Best for: Enterprises that need AI strategy and MCP architecture guidance together, not just implementation
Specialization: AI agent strategy, LLM integration, enterprise AI transformation
Pricing: Not publicly listed; inquire for project-specific estimates
Clutch: Verify on Clutch before engaging
3. Simform
Simform is a 1,000+ engineer firm with deep cloud infrastructure credentials and a growing AI practice. They are best suited to engagements where MCP is one component inside a larger platform — alongside RAG pipelines, observability tooling, fine-tuned models, and deployment infrastructure. Their scale means they can staff a team quickly and keep a project moving without capacity bottlenecks.
Their cloud infrastructure experience on AWS and Azure directly applies to MCP server deployment: containerized MCP servers, managed authentication, scaling, and monitoring are all areas where Simform's backend engineering is strong. The limitation is that MCP-specific expertise has to be sought out within their pool rather than assumed — verify it before scoping.
Simform's delivery model is project-based and managed, which reduces coordination overhead for buyers who don't have the internal bandwidth to manage an outsourced engineering team directly. They're not the right call for a focused, standalone MCP server build with a tight timeline.
Notable work — Simform has delivered large-scale software platforms for enterprise clients across fintech, healthcare, and logistics. Their AI practice has expanded to include LLM integration, agent development, and cloud-native AI deployment. Specific MCP case studies are not publicly detailed — ask during the sales process.
Pricing signal — Simform's rates typically fall in the $25-$49/hr range for offshore delivery. Project minimums are not published, but mid-range platform engagements typically start at $30,000-$80,000. MCP server development as a standalone scope would be on the lower end.
What to watch — Simform's strength is platform delivery at scale. For a narrowly scoped MCP server build, their team size creates overhead that smaller studios avoid. If MCP is one deliverable among many, that overhead disappears. Also: verify AI and MCP experience at the engineer level, not just at the practice-area level.
Best for: Enterprise AI platform builds where MCP server development is one component of a larger system
Specialization: Cloud infrastructure, LLM integration, large-scale platform delivery
Pricing: $25–$49/hr
Clutch: 4.9/5 (20+ reviews) — verify current count on Clutch
4. Toptal
Toptal's network includes AI and ML engineers with LLM integration experience, and their vetting process is rigorous enough to surface engineers who have worked with tool-use architectures. For MCP projects that require architectural judgment — deciding which tools to expose, how to structure tool schemas for reliability, when to stream versus batch — a senior Toptal engineer can bring that experience without the overhead of a full delivery team.
The model works when your organization has product leadership that can direct the work. A Toptal engineer owns the implementation; you own the project. That's the right structure when you have a CTO or technical lead who knows what they want built but doesn't have a spare engineer to build it. It's the wrong structure when you need someone to make architectural decisions autonomously.
Toptal is not a managed delivery provider. They match you with a contractor — the project coordination, QA, and deployment are yours. For MCP development specifically, that means you need to know enough about the protocol to review the output. If you don't have that internal knowledge, a managed studio is a safer choice.

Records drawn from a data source
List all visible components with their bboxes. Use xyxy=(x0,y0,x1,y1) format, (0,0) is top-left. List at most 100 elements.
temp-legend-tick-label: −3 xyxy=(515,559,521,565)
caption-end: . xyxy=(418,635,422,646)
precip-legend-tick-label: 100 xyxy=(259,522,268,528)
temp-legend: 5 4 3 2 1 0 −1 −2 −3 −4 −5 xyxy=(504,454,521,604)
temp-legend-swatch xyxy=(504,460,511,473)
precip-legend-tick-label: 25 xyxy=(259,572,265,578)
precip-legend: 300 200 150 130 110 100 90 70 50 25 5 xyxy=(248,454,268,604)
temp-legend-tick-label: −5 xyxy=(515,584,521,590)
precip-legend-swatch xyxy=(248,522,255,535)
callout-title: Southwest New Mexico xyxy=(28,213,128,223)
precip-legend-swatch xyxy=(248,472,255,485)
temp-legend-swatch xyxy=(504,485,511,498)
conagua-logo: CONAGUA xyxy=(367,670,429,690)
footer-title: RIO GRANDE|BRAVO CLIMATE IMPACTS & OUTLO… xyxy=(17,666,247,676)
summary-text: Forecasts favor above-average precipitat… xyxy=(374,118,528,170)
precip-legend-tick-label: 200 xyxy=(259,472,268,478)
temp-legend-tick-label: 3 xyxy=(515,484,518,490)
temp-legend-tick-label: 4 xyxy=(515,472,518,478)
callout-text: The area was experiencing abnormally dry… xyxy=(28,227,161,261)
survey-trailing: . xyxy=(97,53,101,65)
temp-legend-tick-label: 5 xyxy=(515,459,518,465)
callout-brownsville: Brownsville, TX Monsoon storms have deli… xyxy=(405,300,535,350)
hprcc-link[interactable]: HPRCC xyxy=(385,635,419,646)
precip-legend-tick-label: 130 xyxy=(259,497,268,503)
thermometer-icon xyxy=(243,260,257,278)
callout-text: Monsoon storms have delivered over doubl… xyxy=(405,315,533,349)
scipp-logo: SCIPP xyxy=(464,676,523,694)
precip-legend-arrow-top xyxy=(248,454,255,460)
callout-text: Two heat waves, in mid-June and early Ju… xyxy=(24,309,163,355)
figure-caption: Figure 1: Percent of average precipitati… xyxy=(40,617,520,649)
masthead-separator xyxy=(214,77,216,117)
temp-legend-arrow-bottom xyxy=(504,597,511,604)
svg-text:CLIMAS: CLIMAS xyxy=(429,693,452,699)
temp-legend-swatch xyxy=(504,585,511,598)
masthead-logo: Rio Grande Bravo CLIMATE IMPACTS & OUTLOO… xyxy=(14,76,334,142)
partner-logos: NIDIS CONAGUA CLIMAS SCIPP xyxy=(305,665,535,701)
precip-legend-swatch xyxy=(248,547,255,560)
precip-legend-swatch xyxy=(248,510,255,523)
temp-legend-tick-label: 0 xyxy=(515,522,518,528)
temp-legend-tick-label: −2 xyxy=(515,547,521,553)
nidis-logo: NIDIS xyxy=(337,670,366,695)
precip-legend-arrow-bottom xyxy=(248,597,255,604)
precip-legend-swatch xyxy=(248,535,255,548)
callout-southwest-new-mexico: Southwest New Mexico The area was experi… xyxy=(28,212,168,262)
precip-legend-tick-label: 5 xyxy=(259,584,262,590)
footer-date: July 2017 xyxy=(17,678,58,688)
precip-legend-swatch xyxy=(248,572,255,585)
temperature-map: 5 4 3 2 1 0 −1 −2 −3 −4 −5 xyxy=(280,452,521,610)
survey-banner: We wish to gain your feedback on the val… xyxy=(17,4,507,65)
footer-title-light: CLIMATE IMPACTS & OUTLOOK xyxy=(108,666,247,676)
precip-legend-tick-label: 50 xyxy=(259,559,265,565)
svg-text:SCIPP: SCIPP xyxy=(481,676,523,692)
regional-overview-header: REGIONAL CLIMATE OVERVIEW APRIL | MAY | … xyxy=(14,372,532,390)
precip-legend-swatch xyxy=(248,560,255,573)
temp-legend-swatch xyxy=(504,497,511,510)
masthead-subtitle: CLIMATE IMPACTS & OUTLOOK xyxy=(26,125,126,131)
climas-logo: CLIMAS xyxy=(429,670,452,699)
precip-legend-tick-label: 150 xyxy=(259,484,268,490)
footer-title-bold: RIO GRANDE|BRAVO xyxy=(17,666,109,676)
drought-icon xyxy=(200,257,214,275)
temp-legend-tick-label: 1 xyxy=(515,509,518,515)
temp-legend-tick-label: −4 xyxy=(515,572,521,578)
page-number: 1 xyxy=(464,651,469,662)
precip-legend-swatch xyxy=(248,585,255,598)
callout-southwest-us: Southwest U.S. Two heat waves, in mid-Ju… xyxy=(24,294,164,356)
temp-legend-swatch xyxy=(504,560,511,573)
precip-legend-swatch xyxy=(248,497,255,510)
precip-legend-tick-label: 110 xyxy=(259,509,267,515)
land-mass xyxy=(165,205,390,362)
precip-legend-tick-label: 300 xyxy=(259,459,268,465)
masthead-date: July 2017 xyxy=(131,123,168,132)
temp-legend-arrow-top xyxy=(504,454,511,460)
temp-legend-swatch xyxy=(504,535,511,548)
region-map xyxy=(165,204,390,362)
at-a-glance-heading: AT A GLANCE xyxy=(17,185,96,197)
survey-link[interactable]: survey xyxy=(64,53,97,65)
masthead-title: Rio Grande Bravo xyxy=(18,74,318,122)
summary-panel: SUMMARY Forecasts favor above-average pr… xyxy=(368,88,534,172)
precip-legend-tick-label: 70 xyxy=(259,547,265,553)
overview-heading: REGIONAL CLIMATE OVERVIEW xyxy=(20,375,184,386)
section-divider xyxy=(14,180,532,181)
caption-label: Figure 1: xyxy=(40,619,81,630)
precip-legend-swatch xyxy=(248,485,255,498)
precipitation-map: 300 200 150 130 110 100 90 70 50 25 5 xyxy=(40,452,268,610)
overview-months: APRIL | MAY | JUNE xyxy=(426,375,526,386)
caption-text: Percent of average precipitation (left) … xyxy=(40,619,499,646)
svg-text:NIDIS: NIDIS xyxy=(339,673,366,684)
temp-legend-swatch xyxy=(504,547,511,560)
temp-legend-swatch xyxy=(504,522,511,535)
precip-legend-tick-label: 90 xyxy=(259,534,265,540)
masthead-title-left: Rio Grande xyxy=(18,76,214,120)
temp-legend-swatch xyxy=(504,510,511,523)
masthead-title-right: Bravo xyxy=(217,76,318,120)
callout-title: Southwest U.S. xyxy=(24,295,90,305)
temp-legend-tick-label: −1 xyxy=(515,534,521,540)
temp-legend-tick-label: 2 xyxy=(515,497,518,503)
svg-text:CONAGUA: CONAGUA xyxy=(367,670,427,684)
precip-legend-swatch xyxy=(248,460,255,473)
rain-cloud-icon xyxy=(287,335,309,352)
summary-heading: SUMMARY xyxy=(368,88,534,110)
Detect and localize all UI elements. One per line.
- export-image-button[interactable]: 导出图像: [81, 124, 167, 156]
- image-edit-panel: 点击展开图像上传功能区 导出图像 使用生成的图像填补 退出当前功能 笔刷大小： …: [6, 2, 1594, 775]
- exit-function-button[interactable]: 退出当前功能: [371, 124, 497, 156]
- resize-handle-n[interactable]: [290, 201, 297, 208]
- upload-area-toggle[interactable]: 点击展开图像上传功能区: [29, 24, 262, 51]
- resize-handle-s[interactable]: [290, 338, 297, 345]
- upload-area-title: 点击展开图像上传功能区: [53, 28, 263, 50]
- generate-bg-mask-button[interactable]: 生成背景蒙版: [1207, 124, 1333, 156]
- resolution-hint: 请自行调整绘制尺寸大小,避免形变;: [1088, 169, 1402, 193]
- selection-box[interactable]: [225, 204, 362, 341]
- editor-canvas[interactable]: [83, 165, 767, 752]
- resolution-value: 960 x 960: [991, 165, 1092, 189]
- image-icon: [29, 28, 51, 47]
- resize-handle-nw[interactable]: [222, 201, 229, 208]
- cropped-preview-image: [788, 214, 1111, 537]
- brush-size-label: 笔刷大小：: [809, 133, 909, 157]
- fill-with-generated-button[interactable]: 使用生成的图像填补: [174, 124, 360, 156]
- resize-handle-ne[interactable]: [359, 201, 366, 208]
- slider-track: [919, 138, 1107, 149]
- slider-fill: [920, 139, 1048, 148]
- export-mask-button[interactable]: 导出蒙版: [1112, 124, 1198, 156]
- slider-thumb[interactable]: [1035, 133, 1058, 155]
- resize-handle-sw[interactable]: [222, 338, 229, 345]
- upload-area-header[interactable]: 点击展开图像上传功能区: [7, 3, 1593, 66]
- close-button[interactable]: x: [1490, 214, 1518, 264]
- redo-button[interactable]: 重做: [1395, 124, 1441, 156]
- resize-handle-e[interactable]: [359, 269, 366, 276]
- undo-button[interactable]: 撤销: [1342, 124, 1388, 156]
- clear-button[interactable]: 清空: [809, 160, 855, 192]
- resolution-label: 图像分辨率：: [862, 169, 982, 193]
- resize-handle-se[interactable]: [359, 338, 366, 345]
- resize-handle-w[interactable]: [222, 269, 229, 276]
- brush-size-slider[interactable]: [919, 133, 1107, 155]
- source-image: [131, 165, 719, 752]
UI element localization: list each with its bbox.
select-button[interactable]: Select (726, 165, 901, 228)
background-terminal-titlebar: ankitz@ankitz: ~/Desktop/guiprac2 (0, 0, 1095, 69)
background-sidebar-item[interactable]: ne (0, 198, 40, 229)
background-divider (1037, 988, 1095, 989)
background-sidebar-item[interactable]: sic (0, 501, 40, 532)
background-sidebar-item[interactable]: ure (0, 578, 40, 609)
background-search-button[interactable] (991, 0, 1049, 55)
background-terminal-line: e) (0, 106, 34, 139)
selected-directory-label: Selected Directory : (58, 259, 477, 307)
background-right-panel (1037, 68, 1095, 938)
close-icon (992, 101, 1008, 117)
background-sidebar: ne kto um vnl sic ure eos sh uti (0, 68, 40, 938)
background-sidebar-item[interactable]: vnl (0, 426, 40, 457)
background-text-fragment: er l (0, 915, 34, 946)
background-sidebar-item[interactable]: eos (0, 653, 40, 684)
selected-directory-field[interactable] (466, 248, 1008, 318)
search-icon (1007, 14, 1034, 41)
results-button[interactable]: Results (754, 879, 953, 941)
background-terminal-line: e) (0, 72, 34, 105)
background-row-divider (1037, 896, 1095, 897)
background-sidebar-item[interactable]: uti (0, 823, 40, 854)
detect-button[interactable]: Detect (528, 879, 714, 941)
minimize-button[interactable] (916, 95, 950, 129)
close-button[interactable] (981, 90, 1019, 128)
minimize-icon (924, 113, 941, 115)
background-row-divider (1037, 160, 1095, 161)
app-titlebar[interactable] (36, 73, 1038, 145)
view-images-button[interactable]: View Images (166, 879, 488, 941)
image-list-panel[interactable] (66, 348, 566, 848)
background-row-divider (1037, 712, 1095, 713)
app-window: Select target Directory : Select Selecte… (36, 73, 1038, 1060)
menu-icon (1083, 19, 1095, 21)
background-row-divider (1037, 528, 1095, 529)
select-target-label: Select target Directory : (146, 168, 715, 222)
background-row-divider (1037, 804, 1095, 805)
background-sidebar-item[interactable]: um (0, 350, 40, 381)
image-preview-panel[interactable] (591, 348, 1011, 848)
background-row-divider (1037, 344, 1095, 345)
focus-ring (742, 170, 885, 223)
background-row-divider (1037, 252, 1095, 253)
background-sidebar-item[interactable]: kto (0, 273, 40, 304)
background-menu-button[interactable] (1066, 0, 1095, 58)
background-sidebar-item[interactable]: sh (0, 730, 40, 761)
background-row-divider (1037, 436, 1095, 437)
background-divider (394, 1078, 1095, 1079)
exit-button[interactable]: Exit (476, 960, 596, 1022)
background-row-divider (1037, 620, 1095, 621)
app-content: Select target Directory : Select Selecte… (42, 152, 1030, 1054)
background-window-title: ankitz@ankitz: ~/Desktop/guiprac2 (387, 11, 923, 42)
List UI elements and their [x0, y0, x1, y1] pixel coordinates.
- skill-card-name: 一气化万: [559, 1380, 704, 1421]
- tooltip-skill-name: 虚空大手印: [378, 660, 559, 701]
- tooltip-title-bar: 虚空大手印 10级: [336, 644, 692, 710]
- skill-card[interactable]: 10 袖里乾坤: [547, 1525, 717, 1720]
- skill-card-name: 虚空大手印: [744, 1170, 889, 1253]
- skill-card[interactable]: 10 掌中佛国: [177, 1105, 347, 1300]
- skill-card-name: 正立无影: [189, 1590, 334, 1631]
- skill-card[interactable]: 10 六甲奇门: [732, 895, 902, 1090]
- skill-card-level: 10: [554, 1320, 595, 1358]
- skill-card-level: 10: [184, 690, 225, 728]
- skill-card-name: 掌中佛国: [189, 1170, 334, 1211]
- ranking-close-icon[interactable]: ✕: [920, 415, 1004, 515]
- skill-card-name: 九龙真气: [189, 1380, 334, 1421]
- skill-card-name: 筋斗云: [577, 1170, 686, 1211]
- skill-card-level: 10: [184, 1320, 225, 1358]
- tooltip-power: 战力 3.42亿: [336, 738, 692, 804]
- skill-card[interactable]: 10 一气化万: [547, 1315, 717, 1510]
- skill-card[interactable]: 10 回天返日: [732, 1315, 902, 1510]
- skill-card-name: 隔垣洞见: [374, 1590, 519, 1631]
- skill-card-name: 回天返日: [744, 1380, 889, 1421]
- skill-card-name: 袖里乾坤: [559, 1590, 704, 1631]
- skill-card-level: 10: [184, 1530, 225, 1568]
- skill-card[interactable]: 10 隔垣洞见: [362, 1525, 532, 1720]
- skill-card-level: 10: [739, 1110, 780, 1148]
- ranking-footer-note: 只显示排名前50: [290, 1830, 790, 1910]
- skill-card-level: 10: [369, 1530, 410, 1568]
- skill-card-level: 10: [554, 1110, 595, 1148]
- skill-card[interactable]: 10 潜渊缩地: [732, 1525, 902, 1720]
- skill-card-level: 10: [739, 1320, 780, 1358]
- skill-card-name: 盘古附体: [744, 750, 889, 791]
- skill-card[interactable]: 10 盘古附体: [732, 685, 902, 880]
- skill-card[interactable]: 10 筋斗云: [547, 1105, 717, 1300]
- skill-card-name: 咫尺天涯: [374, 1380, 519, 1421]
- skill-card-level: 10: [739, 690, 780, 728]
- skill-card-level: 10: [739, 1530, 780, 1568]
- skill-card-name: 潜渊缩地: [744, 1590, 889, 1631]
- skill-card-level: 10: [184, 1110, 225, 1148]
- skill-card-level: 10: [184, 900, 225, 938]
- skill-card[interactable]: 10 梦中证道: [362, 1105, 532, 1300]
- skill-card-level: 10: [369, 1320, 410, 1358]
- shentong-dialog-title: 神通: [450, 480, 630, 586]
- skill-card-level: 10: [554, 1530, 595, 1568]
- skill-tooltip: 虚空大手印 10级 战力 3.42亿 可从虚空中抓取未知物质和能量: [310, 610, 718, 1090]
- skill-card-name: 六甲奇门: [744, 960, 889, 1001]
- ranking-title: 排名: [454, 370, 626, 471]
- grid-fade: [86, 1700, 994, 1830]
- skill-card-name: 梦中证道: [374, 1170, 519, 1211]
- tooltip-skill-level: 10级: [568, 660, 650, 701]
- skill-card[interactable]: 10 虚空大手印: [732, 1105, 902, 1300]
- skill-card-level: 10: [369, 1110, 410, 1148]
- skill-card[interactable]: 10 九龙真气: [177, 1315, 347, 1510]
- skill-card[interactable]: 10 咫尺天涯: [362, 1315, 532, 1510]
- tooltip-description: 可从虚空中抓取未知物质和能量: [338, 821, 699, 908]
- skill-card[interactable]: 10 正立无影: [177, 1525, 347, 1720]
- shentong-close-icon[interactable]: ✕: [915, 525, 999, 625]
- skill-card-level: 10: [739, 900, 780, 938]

Instructions ::
**1.** Decide whether each statement agrees with the passage on MCP development firms, answering yes or no and quoting the deciding words of the passage: (a) Simform's rates typically fall in the $25-$49/hr range for offshore delivery. (b) Toptal is a managed delivery provider. (c) Simform is the right call for a focused, standalone MCP server build with a tight timeline.
**2.** Extract the part of the passage on MCP development firms between "Their cloud infrastructure" and "it before scoping.", inclusive.
None of the items are needed.

Answers provided ::
**1.**
(a) Yes: "Simform's rates typically fall in the $25-$49/hr range for offshore delivery."
(b) No: "Toptal is not a managed delivery provider."
(c) No: "They're not the right call for a focused, standalone MCP server build with a tight timeline."

**2.**
Their cloud infrastructure experience on AWS and Azure directly applies to MCP server deployment: containerized MCP servers, managed authentication, scaling, and monitoring are all areas where Simform's backend engineering is strong. The limitation is that MCP-specific expertise has to be sought out within their pool rather than assumed — verify it before scoping.